═════ Data records ═════

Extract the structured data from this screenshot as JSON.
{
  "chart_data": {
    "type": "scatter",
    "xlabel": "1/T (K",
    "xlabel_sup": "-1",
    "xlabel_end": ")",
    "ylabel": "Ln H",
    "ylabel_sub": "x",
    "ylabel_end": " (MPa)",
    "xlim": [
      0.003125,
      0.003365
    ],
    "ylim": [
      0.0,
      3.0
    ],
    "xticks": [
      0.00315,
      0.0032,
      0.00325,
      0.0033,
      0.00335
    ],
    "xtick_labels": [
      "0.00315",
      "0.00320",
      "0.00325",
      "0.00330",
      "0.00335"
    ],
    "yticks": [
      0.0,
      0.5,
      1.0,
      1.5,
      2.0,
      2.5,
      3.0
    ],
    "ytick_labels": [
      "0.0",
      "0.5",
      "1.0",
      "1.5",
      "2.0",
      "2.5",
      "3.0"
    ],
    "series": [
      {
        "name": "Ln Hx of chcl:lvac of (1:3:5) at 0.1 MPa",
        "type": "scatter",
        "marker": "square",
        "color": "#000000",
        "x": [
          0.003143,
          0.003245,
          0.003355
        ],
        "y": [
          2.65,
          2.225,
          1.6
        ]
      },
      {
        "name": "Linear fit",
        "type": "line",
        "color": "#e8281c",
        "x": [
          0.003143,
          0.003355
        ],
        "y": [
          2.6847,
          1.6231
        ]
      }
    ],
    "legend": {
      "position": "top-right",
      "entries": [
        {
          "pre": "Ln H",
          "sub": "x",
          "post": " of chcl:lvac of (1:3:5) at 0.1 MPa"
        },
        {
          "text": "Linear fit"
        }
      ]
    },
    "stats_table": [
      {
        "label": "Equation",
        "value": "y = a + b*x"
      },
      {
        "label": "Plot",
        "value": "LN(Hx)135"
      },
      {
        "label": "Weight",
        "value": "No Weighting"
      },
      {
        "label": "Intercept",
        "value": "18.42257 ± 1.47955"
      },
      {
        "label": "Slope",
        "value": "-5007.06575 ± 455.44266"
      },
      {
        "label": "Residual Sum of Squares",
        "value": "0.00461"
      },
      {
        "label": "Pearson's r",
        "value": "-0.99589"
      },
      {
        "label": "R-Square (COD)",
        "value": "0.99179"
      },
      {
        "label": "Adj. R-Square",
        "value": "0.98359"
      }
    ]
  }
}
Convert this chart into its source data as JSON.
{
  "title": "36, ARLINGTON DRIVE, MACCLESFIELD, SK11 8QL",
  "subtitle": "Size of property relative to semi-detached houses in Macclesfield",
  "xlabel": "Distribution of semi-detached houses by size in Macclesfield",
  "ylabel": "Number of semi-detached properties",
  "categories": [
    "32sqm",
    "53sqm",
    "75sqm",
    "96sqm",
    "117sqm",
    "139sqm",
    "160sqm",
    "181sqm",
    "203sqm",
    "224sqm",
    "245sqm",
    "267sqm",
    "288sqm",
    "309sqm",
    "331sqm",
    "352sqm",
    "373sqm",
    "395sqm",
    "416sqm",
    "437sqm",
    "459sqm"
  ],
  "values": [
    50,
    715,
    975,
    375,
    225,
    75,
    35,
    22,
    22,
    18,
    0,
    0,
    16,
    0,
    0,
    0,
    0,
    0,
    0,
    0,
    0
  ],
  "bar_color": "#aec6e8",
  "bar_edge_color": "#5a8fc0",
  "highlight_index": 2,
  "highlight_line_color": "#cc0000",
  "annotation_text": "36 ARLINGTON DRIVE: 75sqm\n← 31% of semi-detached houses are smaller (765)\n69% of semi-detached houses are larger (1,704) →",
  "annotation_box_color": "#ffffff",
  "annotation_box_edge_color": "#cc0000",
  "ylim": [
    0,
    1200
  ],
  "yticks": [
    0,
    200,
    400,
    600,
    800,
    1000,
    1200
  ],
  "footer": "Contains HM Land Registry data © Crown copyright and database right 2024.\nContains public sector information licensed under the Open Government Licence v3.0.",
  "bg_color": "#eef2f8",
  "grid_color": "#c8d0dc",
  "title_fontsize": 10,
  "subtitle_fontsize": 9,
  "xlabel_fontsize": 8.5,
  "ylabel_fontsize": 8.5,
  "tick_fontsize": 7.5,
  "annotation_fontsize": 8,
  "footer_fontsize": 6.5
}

═════

Set task: List the lines that contain the word "houses".

Exercise solution:
  "subtitle": "Size of property relative to semi-detached houses in Macclesfield",
  "xlabel": "Distribution of semi-detached houses by size in Macclesfield",
  "annotation_text": "36 ARLINGTON DRIVE: 75sqm\n← 31% of semi-detached houses are smaller (765)\n69% of semi-detached houses are larger (1,704) →",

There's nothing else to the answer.